DATA EXTRACT:
----------------

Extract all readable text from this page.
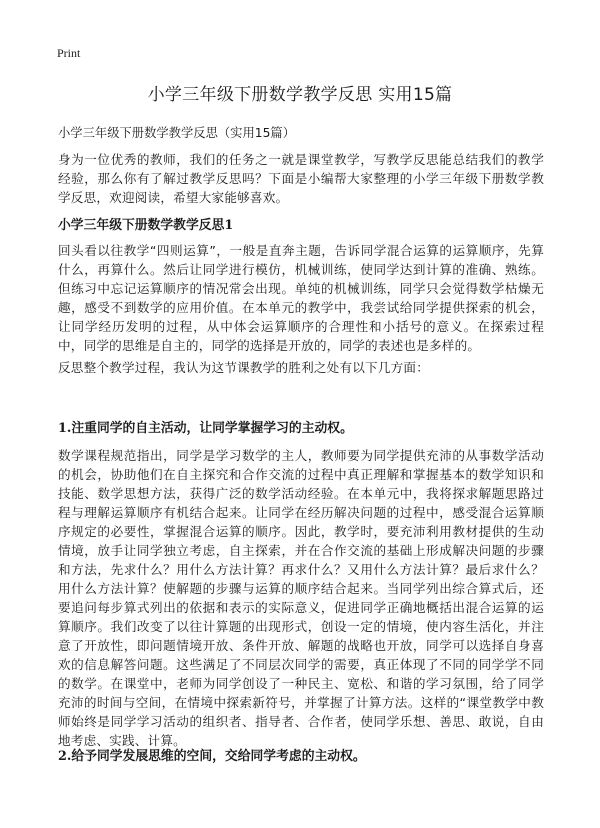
Print
小学三年级下册数学教学反思 实用15篇

小学三年级下册数学教学反思（实用15篇）

身为一位优秀的教师，我们的任务之一就是课堂教学，写教学反思能总结我们的教学经验，那么你有了解过教学反思吗？下面是小编帮大家整理的小学三年级下册数学教学反思，欢迎阅读，希望大家能够喜欢。

小学三年级下册数学教学反思1

回头看以往教学“四则运算”，一般是直奔主题，告诉同学混合运算的运算顺序，先算什么，再算什么。然后让同学进行模仿，机械训练，使同学达到计算的准确、熟练。但练习中忘记运算顺序的情况常会出现。单纯的机械训练，同学只会觉得数学枯燥无趣，感受不到数学的应用价值。在本单元的教学中，我尝试给同学提供探索的机会，让同学经历发明的过程，从中体会运算顺序的合理性和小括号的意义。在探索过程中，同学的思维是自主的，同学的选择是开放的，同学的表述也是多样的。

反思整个教学过程，我认为这节课教学的胜利之处有以下几方面：

1.注重同学的自主活动，让同学掌握学习的主动权。

数学课程规范指出，同学是学习数学的主人，教师要为同学提供充沛的从事数学活动的机会，协助他们在自主探究和合作交流的过程中真正理解和掌握基本的数学知识和技能、数学思想方法，获得广泛的数学活动经验。在本单元中，我将探求解题思路过程与理解运算顺序有机结合起来。让同学在经历解决问题的过程中，感受混合运算顺序规定的必要性，掌握混合运算的顺序。因此，教学时，要充沛利用教材提供的生动情境，放手让同学独立考虑，自主探索，并在合作交流的基础上形成解决问题的步骤和方法，先求什么？用什么方法计算？再求什么？又用什么方法计算？最后求什么？用什么方法计算？使解题的步骤与运算的顺序结合起来。当同学列出综合算式后，还要追问每步算式列出的依据和表示的实际意义，促进同学正确地概括出混合运算的运算顺序。我们改变了以往计算题的出现形式，创设一定的情境，使内容生活化，并注意了开放性，即问题情境开放、条件开放、解题的战略也开放，同学可以选择自身喜欢的信息解答问题。这些满足了不同层次同学的需要，真正体现了不同的同学学不同的数学。在课堂中，老师为同学创设了一种民主、宽松、和谐的学习氛围，给了同学充沛的时间与空间，在情境中探索新符号，并掌握了计算方法。这样的“课堂教学中教师始终是同学学习活动的组织者、指导者、合作者，使同学乐想、善思、敢说，自由地考虑、实践、计算。

2.给予同学发展思维的空间，交给同学考虑的主动权。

----------------

THE TASK: Retype the listing exactly. Pictures do not belong in the copy.

WORKED SOLUTION:
Extract all readable text from this page.
Print
小学三年级下册数学教学反思 实用15篇

小学三年级下册数学教学反思（实用15篇）

身为一位优秀的教师，我们的任务之一就是课堂教学，写教学反思能总结我们的教学经验，那么你有了解过教学反思吗？下面是小编帮大家整理的小学三年级下册数学教学反思，欢迎阅读，希望大家能够喜欢。

小学三年级下册数学教学反思1

回头看以往教学“四则运算”，一般是直奔主题，告诉同学混合运算的运算顺序，先算什么，再算什么。然后让同学进行模仿，机械训练，使同学达到计算的准确、熟练。但练习中忘记运算顺序的情况常会出现。单纯的机械训练，同学只会觉得数学枯燥无趣，感受不到数学的应用价值。在本单元的教学中，我尝试给同学提供探索的机会，让同学经历发明的过程，从中体会运算顺序的合理性和小括号的意义。在探索过程中，同学的思维是自主的，同学的选择是开放的，同学的表述也是多样的。

反思整个教学过程，我认为这节课教学的胜利之处有以下几方面：

1.注重同学的自主活动，让同学掌握学习的主动权。

数学课程规范指出，同学是学习数学的主人，教师要为同学提供充沛的从事数学活动的机会，协助他们在自主探究和合作交流的过程中真正理解和掌握基本的数学知识和技能、数学思想方法，获得广泛的数学活动经验。在本单元中，我将探求解题思路过程与理解运算顺序有机结合起来。让同学在经历解决问题的过程中，感受混合运算顺序规定的必要性，掌握混合运算的顺序。因此，教学时，要充沛利用教材提供的生动情境，放手让同学独立考虑，自主探索，并在合作交流的基础上形成解决问题的步骤和方法，先求什么？用什么方法计算？再求什么？又用什么方法计算？最后求什么？用什么方法计算？使解题的步骤与运算的顺序结合起来。当同学列出综合算式后，还要追问每步算式列出的依据和表示的实际意义，促进同学正确地概括出混合运算的运算顺序。我们改变了以往计算题的出现形式，创设一定的情境，使内容生活化，并注意了开放性，即问题情境开放、条件开放、解题的战略也开放，同学可以选择自身喜欢的信息解答问题。这些满足了不同层次同学的需要，真正体现了不同的同学学不同的数学。在课堂中，老师为同学创设了一种民主、宽松、和谐的学习氛围，给了同学充沛的时间与空间，在情境中探索新符号，并掌握了计算方法。这样的“课堂教学中教师始终是同学学习活动的组织者、指导者、合作者，使同学乐想、善思、敢说，自由地考虑、实践、计算。

2.给予同学发展思维的空间，交给同学考虑的主动权。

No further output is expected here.